» **Your task**: Copy out only the span from the line with "Read out every word on this page." to the end of the data, both ends kept, word for word.

• • • • •

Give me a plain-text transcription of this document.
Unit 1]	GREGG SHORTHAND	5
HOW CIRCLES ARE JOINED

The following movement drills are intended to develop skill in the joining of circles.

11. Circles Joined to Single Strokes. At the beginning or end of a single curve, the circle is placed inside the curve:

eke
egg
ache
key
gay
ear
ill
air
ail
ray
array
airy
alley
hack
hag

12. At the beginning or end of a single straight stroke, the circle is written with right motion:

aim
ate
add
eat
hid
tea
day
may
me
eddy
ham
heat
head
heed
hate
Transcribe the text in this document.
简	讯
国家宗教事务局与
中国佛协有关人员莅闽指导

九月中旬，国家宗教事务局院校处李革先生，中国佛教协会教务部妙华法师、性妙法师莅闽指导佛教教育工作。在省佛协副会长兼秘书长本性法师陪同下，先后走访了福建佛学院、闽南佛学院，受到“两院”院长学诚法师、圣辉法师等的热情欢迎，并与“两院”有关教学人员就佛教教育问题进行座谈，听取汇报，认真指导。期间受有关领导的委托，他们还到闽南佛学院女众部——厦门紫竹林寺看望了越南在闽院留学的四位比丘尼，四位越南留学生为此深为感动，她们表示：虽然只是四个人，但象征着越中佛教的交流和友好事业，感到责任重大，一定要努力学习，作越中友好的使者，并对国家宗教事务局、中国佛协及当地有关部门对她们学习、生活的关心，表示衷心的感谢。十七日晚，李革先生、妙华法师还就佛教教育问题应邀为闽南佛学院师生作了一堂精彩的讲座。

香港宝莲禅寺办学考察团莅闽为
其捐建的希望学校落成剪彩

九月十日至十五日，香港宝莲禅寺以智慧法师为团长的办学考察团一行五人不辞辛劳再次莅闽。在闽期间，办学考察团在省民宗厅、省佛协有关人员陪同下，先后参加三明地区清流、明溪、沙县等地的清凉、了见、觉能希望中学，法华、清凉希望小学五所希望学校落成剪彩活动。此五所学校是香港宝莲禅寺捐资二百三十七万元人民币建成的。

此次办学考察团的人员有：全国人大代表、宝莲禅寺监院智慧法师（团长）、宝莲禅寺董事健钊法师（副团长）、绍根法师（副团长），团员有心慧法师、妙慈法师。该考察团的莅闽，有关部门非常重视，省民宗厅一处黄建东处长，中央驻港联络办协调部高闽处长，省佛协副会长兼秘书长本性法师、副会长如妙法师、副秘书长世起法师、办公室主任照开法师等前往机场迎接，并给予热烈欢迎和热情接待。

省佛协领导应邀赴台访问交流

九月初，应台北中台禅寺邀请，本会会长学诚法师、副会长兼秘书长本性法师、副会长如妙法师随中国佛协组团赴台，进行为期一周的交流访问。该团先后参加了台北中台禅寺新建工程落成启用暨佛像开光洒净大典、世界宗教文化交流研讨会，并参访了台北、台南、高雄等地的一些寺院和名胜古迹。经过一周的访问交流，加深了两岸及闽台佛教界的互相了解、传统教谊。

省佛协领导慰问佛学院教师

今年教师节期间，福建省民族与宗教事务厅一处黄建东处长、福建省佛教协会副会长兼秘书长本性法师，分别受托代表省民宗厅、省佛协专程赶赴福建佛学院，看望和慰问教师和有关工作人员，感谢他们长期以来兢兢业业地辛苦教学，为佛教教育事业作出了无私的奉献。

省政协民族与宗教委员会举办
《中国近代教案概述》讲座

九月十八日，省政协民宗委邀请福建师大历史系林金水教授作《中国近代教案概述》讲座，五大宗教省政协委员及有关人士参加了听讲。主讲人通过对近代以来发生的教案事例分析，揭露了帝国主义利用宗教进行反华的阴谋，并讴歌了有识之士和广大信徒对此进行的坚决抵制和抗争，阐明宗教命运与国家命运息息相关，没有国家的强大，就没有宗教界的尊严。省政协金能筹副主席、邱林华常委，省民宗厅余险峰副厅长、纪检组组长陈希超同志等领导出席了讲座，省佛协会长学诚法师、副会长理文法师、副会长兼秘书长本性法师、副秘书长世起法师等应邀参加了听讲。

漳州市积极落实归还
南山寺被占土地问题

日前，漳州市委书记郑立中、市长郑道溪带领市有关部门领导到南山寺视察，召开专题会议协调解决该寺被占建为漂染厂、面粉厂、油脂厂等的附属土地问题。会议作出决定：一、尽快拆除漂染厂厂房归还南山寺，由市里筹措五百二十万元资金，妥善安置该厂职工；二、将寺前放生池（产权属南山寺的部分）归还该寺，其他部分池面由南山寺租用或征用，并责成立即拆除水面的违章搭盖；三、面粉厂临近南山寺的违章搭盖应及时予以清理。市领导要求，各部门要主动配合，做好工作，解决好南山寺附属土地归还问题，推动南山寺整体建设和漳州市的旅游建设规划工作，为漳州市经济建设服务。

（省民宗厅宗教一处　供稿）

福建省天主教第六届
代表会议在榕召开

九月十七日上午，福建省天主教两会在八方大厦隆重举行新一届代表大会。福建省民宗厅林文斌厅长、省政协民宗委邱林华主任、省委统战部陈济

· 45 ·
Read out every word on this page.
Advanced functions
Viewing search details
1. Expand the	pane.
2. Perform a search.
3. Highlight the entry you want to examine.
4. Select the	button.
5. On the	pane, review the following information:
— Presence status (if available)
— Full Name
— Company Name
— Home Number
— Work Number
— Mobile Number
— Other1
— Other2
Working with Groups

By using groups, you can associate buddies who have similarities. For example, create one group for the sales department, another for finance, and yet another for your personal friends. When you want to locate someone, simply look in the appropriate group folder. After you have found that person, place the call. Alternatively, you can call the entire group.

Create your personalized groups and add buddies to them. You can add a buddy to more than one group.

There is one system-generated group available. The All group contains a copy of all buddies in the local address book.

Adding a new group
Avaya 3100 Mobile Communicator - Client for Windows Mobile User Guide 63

• • • • •

» **Solution for this exercise**:
Read out every word on this page.
Advanced functions
Viewing search details
1. Expand the	pane.
2. Perform a search.
3. Highlight the entry you want to examine.
4. Select the	button.
5. On the	pane, review the following information:
— Presence status (if available)
— Full Name
— Company Name
— Home Number
— Work Number
— Mobile Number
— Other1
— Other2
Working with Groups

By using groups, you can associate buddies who have similarities. For example, create one group for the sales department, another for finance, and yet another for your personal friends. When you want to locate someone, simply look in the appropriate group folder. After you have found that person, place the call. Alternatively, you can call the entire group.

Create your personalized groups and add buddies to them. You can add a buddy to more than one group.

There is one system-generated group available. The All group contains a copy of all buddies in the local address book.

Adding a new group
Avaya 3100 Mobile Communicator - Client for Windows Mobile User Guide 63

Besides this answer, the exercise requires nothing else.